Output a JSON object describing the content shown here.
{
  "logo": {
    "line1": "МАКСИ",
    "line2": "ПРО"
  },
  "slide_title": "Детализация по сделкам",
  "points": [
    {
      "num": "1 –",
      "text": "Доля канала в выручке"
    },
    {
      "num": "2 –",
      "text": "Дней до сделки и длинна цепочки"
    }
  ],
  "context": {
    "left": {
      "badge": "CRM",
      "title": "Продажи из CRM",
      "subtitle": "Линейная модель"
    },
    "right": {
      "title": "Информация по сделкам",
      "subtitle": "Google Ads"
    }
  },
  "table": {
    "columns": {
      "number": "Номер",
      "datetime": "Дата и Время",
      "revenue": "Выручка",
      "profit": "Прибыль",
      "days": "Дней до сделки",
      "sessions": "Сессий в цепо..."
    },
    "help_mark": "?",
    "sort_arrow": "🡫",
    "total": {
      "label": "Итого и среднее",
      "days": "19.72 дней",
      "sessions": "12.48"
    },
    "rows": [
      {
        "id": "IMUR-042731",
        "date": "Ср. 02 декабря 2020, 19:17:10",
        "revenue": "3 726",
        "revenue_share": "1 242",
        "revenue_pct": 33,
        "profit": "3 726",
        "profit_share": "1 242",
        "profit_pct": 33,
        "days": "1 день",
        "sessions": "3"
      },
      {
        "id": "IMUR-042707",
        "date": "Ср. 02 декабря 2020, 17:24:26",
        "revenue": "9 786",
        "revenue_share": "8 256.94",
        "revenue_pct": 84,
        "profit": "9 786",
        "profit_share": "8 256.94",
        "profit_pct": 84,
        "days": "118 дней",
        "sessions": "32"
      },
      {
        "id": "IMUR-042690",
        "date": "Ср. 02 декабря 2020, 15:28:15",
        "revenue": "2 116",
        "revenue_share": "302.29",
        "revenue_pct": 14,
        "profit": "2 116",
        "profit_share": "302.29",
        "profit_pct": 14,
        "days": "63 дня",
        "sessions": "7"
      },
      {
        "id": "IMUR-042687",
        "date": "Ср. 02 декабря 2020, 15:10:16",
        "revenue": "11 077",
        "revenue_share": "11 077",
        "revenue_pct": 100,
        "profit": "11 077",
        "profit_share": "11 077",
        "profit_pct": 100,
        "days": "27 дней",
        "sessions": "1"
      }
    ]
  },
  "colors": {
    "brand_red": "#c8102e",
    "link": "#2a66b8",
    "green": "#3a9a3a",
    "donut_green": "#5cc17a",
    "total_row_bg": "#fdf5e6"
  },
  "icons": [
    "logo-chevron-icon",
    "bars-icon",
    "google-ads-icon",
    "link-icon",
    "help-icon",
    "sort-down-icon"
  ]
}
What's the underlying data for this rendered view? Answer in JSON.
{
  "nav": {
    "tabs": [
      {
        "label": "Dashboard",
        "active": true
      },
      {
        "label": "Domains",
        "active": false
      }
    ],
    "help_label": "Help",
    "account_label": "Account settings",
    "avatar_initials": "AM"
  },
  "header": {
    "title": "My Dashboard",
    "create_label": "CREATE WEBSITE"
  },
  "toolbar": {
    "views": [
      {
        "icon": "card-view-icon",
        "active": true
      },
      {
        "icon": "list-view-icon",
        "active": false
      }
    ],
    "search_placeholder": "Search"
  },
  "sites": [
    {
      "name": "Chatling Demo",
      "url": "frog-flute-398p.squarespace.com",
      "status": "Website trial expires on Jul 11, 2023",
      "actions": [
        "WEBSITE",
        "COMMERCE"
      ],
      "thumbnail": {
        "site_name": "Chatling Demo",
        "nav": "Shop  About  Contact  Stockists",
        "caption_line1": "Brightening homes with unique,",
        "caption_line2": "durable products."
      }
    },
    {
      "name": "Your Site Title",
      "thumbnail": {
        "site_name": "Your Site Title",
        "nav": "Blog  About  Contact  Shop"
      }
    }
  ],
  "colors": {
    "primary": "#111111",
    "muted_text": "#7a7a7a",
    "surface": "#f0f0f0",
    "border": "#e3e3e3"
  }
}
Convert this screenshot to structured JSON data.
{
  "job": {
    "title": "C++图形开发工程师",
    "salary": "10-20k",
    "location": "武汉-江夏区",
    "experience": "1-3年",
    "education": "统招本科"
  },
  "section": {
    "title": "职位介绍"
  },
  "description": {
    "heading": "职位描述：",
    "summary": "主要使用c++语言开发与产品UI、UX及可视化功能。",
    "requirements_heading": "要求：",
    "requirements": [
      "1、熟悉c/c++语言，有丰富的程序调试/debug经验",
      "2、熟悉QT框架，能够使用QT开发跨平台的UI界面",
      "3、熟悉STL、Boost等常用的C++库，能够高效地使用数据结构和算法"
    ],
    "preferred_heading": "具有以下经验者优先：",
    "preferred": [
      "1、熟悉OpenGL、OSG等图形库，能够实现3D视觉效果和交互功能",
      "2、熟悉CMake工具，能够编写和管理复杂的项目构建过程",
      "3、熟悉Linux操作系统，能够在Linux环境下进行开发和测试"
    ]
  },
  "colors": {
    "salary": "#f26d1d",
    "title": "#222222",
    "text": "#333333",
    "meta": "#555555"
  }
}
__________________________________________________
• _Task requirements_
Find each line with the string "Shop" and copy it out.

• _Task solution_
        "nav": "Shop  About  Contact  Stockists",
        "nav": "Blog  About  Contact  Shop"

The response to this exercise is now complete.